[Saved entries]
⁂

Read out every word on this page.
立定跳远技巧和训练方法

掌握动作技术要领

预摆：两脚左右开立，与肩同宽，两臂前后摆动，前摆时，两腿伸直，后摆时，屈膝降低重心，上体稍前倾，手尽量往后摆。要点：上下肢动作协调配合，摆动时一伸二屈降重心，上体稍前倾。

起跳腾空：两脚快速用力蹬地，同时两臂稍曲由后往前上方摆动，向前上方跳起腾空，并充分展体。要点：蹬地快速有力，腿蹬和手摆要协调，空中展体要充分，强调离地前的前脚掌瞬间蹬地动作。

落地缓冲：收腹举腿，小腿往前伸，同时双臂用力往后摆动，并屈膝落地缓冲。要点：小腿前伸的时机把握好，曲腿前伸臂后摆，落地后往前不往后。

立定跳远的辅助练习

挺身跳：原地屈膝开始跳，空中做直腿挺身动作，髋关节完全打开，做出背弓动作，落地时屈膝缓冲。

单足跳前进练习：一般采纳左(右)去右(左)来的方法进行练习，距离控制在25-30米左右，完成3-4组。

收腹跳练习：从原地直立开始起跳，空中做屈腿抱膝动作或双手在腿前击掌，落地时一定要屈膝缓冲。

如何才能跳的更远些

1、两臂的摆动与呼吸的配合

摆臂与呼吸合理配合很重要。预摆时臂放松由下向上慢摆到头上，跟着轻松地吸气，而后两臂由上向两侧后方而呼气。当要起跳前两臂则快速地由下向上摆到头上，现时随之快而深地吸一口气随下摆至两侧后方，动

⁂

◆ Prompt ◆
Make an exact copy of the data above.

◆ The completed task ◆
Read out every word on this page.
立定跳远技巧和训练方法

掌握动作技术要领

预摆：两脚左右开立，与肩同宽，两臂前后摆动，前摆时，两腿伸直，后摆时，屈膝降低重心，上体稍前倾，手尽量往后摆。要点：上下肢动作协调配合，摆动时一伸二屈降重心，上体稍前倾。

起跳腾空：两脚快速用力蹬地，同时两臂稍曲由后往前上方摆动，向前上方跳起腾空，并充分展体。要点：蹬地快速有力，腿蹬和手摆要协调，空中展体要充分，强调离地前的前脚掌瞬间蹬地动作。

落地缓冲：收腹举腿，小腿往前伸，同时双臂用力往后摆动，并屈膝落地缓冲。要点：小腿前伸的时机把握好，曲腿前伸臂后摆，落地后往前不往后。

立定跳远的辅助练习

挺身跳：原地屈膝开始跳，空中做直腿挺身动作，髋关节完全打开，做出背弓动作，落地时屈膝缓冲。

单足跳前进练习：一般采纳左(右)去右(左)来的方法进行练习，距离控制在25-30米左右，完成3-4组。

收腹跳练习：从原地直立开始起跳，空中做屈腿抱膝动作或双手在腿前击掌，落地时一定要屈膝缓冲。

如何才能跳的更远些

1、两臂的摆动与呼吸的配合

摆臂与呼吸合理配合很重要。预摆时臂放松由下向上慢摆到头上，跟着轻松地吸气，而后两臂由上向两侧后方而呼气。当要起跳前两臂则快速地由下向上摆到头上，现时随之快而深地吸一口气随下摆至两侧后方，动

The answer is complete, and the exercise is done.